Every entry should be repeated exactly. Omit the pictures.

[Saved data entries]

***

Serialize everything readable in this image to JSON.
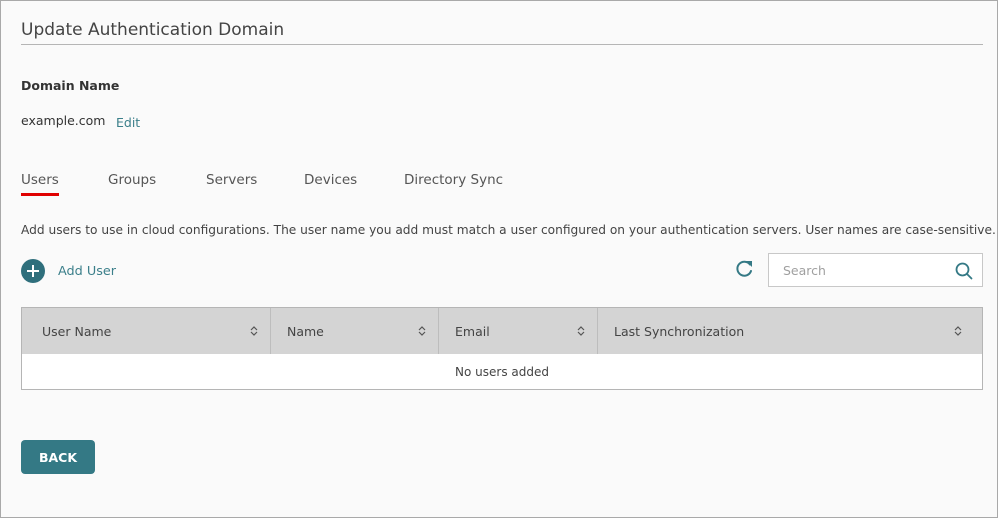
{
  "page": {
    "title": "Update Authentication Domain"
  },
  "domain": {
    "label": "Domain Name",
    "value": "example.com",
    "edit_label": "Edit"
  },
  "tabs": [
    {
      "label": "Users",
      "active": true
    },
    {
      "label": "Groups",
      "active": false
    },
    {
      "label": "Servers",
      "active": false
    },
    {
      "label": "Devices",
      "active": false
    },
    {
      "label": "Directory Sync",
      "active": false
    }
  ],
  "users": {
    "description": "Add users to use in cloud configurations. The user name you add must match a user configured on your authentication servers. User names are case-sensitive.",
    "add_user_label": "Add User",
    "add_user_icon": "plus-circle-icon",
    "refresh_icon": "refresh-icon",
    "search": {
      "placeholder": "Search",
      "value": "",
      "icon": "search-icon"
    },
    "table": {
      "columns": [
        {
          "label": "User Name",
          "sort_icon": "sort-icon"
        },
        {
          "label": "Name",
          "sort_icon": "sort-icon"
        },
        {
          "label": "Email",
          "sort_icon": "sort-icon"
        },
        {
          "label": "Last Synchronization",
          "sort_icon": "sort-icon"
        }
      ],
      "empty_message": "No users added"
    }
  },
  "footer": {
    "back_label": "BACK"
  },
  "colors": {
    "accent": "#347985",
    "link": "#3b7f8a",
    "active_tab_underline": "#e00000",
    "table_header_bg": "#d4d4d4"
  }
}
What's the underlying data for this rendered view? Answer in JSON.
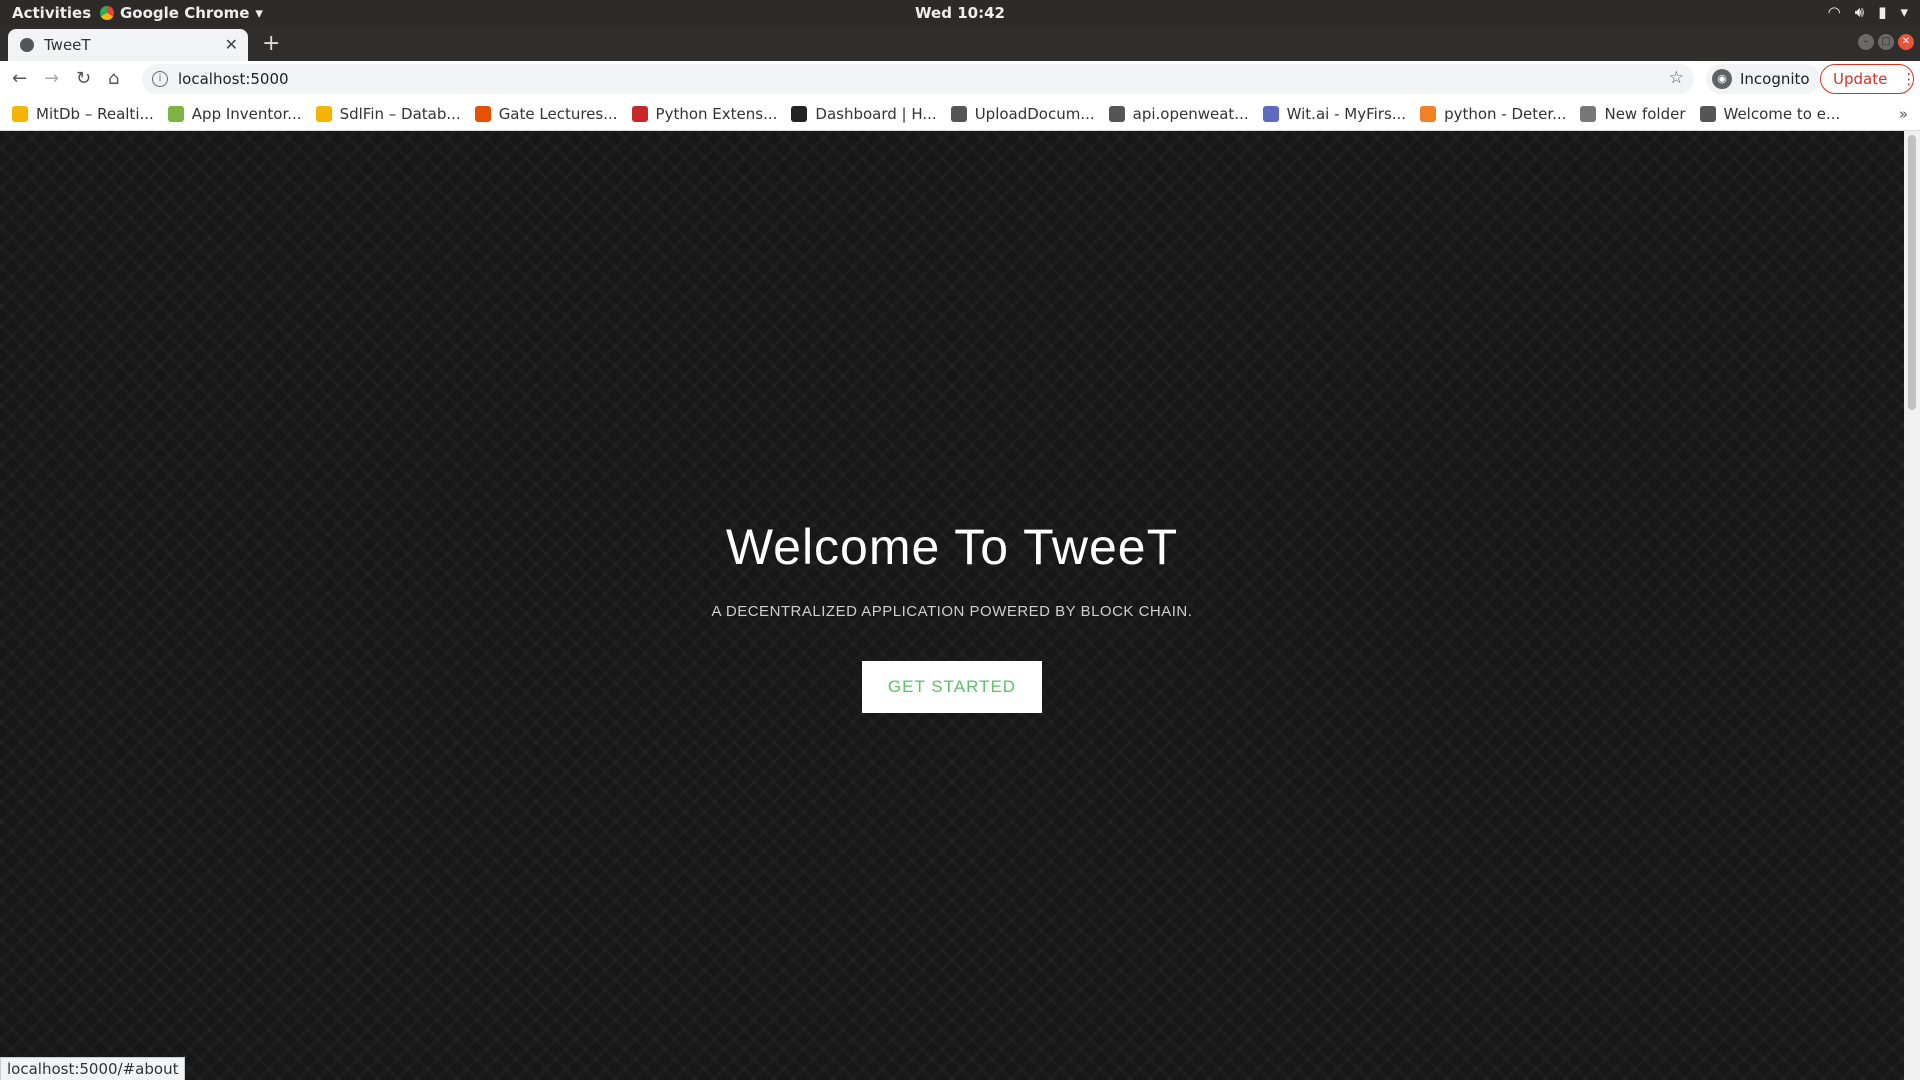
{
  "system": {
    "activities": "Activities",
    "app_name": "Google Chrome",
    "clock": "Wed 10:42"
  },
  "browser": {
    "tab_title": "TweeT",
    "url": "localhost:5000",
    "incognito_label": "Incognito",
    "update_label": "Update",
    "bookmarks": [
      {
        "label": "MitDb – Realti...",
        "color": "#f4b400"
      },
      {
        "label": "App Inventor...",
        "color": "#7cb342"
      },
      {
        "label": "SdlFin – Datab...",
        "color": "#f4b400"
      },
      {
        "label": "Gate Lectures...",
        "color": "#e65100"
      },
      {
        "label": "Python Extens...",
        "color": "#c62828"
      },
      {
        "label": "Dashboard | H...",
        "color": "#222222"
      },
      {
        "label": "UploadDocum...",
        "color": "#555555"
      },
      {
        "label": "api.openweat...",
        "color": "#555555"
      },
      {
        "label": "Wit.ai - MyFirs...",
        "color": "#5c6bc0"
      },
      {
        "label": "python - Deter...",
        "color": "#f48024"
      },
      {
        "label": "New folder",
        "color": "#777777"
      },
      {
        "label": "Welcome to e...",
        "color": "#555555"
      }
    ],
    "status_url": "localhost:5000/#about"
  },
  "hero": {
    "title": "Welcome To TweeT",
    "subtitle": "A DECENTRALIZED APPLICATION POWERED BY BLOCK CHAIN.",
    "cta_label": "GET STARTED"
  }
}
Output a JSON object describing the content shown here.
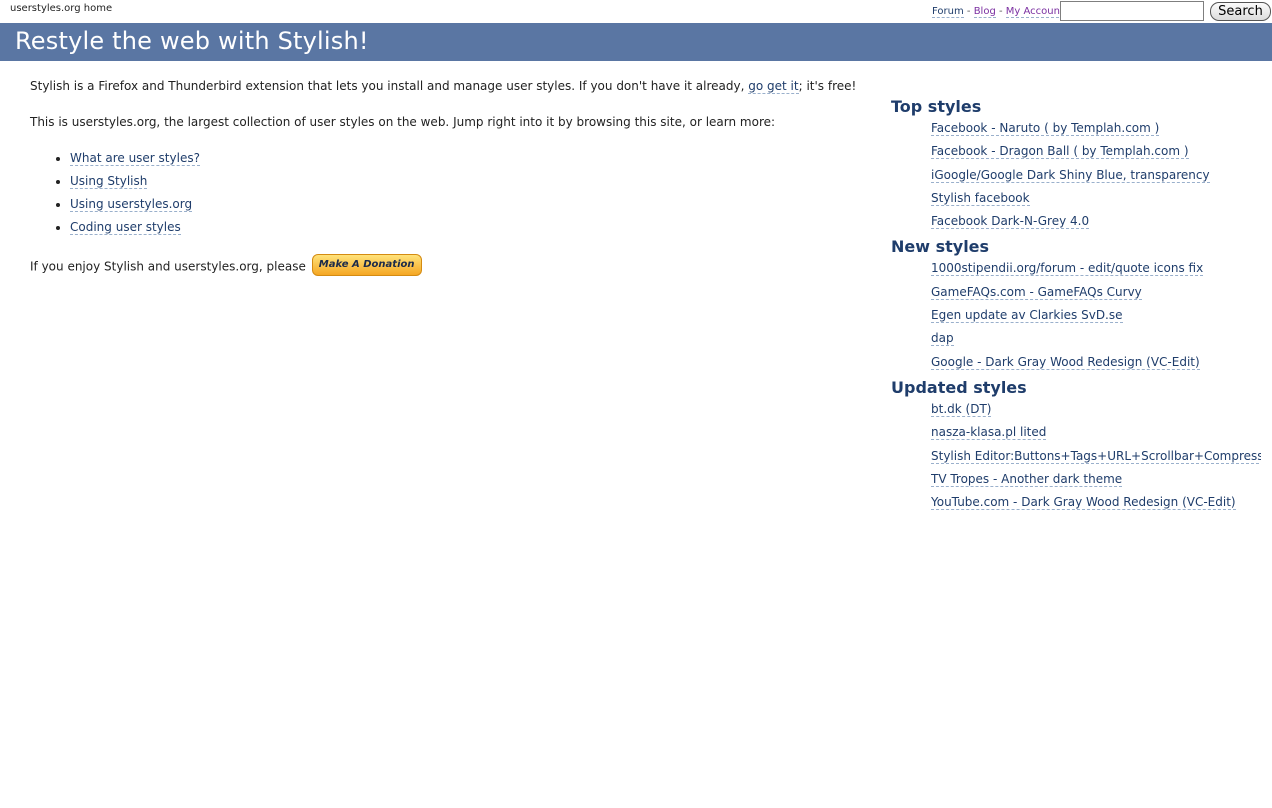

***

Result for this task –
Serialize everything readable in this image to JSON.
{
  "page": {
    "title": "Update Authentication Domain"
  },
  "domain": {
    "label": "Domain Name",
    "value": "example.com",
    "edit_label": "Edit"
  },
  "tabs": [
    {
      "label": "Users",
      "active": true
    },
    {
      "label": "Groups",
      "active": false
    },
    {
      "label": "Servers",
      "active": false
    },
    {
      "label": "Devices",
      "active": false
    },
    {
      "label": "Directory Sync",
      "active": false
    }
  ],
  "users": {
    "description": "Add users to use in cloud configurations. The user name you add must match a user configured on your authentication servers. User names are case-sensitive.",
    "add_user_label": "Add User",
    "add_user_icon": "plus-circle-icon",
    "refresh_icon": "refresh-icon",
    "search": {
      "placeholder": "Search",
      "value": "",
      "icon": "search-icon"
    },
    "table": {
      "columns": [
        {
          "label": "User Name",
          "sort_icon": "sort-icon"
        },
        {
          "label": "Name",
          "sort_icon": "sort-icon"
        },
        {
          "label": "Email",
          "sort_icon": "sort-icon"
        },
        {
          "label": "Last Synchronization",
          "sort_icon": "sort-icon"
        }
      ],
      "empty_message": "No users added"
    }
  },
  "footer": {
    "back_label": "BACK"
  },
  "colors": {
    "accent": "#347985",
    "link": "#3b7f8a",
    "active_tab_underline": "#e00000",
    "table_header_bg": "#d4d4d4"
  }
}
What's the underlying data for this rendered view? Answer in JSON.
{
  "system": {
    "activities": "Activities",
    "app_name": "Google Chrome",
    "clock": "Wed 10:42"
  },
  "browser": {
    "tab_title": "TweeT",
    "url": "localhost:5000",
    "incognito_label": "Incognito",
    "update_label": "Update",
    "bookmarks": [
      {
        "label": "MitDb – Realti...",
        "color": "#f4b400"
      },
      {
        "label": "App Inventor...",
        "color": "#7cb342"
      },
      {
        "label": "SdlFin – Datab...",
        "color": "#f4b400"
      },
      {
        "label": "Gate Lectures...",
        "color": "#e65100"
      },
      {
        "label": "Python Extens...",
        "color": "#c62828"
      },
      {
        "label": "Dashboard | H...",
        "color": "#222222"
      },
      {
        "label": "UploadDocum...",
        "color": "#555555"
      },
      {
        "label": "api.openweat...",
        "color": "#555555"
      },
      {
        "label": "Wit.ai - MyFirs...",
        "color": "#5c6bc0"
      },
      {
        "label": "python - Deter...",
        "color": "#f48024"
      },
      {
        "label": "New folder",
        "color": "#777777"
      },
      {
        "label": "Welcome to e...",
        "color": "#555555"
      }
    ],
    "status_url": "localhost:5000/#about"
  },
  "hero": {
    "title": "Welcome To TweeT",
    "subtitle": "A DECENTRALIZED APPLICATION POWERED BY BLOCK CHAIN.",
    "cta_label": "GET STARTED"
  }
}
Output a JSON object describing the content shown here.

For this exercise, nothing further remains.